[Stored records]

— begin —

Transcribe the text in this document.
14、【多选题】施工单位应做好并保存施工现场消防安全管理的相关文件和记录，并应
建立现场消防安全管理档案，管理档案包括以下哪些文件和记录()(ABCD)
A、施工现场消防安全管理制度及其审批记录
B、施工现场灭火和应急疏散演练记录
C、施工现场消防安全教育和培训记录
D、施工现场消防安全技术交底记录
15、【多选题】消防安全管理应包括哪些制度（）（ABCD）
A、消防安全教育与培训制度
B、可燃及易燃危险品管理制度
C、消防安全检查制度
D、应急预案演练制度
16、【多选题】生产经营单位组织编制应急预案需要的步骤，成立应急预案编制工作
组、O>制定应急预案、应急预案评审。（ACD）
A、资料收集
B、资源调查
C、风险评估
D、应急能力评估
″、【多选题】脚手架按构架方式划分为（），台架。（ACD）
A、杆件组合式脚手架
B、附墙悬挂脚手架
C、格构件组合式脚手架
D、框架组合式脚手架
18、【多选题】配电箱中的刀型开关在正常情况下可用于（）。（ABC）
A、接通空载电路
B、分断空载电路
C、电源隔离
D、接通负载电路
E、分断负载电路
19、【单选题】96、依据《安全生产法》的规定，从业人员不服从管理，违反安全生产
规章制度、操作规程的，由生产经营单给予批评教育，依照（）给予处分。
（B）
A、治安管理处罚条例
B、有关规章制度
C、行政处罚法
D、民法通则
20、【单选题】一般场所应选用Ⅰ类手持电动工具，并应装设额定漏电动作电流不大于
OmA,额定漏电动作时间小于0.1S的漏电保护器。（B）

— end —

■ **Work to complete**
Copy out each line exactly as written.

■ **Result of this task**
Transcribe the text in this document.
14、【多选题】施工单位应做好并保存施工现场消防安全管理的相关文件和记录，并应
建立现场消防安全管理档案，管理档案包括以下哪些文件和记录()(ABCD)
A、施工现场消防安全管理制度及其审批记录
B、施工现场灭火和应急疏散演练记录
C、施工现场消防安全教育和培训记录
D、施工现场消防安全技术交底记录
15、【多选题】消防安全管理应包括哪些制度（）（ABCD）
A、消防安全教育与培训制度
B、可燃及易燃危险品管理制度
C、消防安全检查制度
D、应急预案演练制度
16、【多选题】生产经营单位组织编制应急预案需要的步骤，成立应急预案编制工作
组、O>制定应急预案、应急预案评审。（ACD）
A、资料收集
B、资源调查
C、风险评估
D、应急能力评估
″、【多选题】脚手架按构架方式划分为（），台架。（ACD）
A、杆件组合式脚手架
B、附墙悬挂脚手架
C、格构件组合式脚手架
D、框架组合式脚手架
18、【多选题】配电箱中的刀型开关在正常情况下可用于（）。（ABC）
A、接通空载电路
B、分断空载电路
C、电源隔离
D、接通负载电路
E、分断负载电路
19、【单选题】96、依据《安全生产法》的规定，从业人员不服从管理，违反安全生产
规章制度、操作规程的，由生产经营单给予批评教育，依照（）给予处分。
（B）
A、治安管理处罚条例
B、有关规章制度
C、行政处罚法
D、民法通则
20、【单选题】一般场所应选用Ⅰ类手持电动工具，并应装设额定漏电动作电流不大于
OmA,额定漏电动作时间小于0.1S的漏电保护器。（B）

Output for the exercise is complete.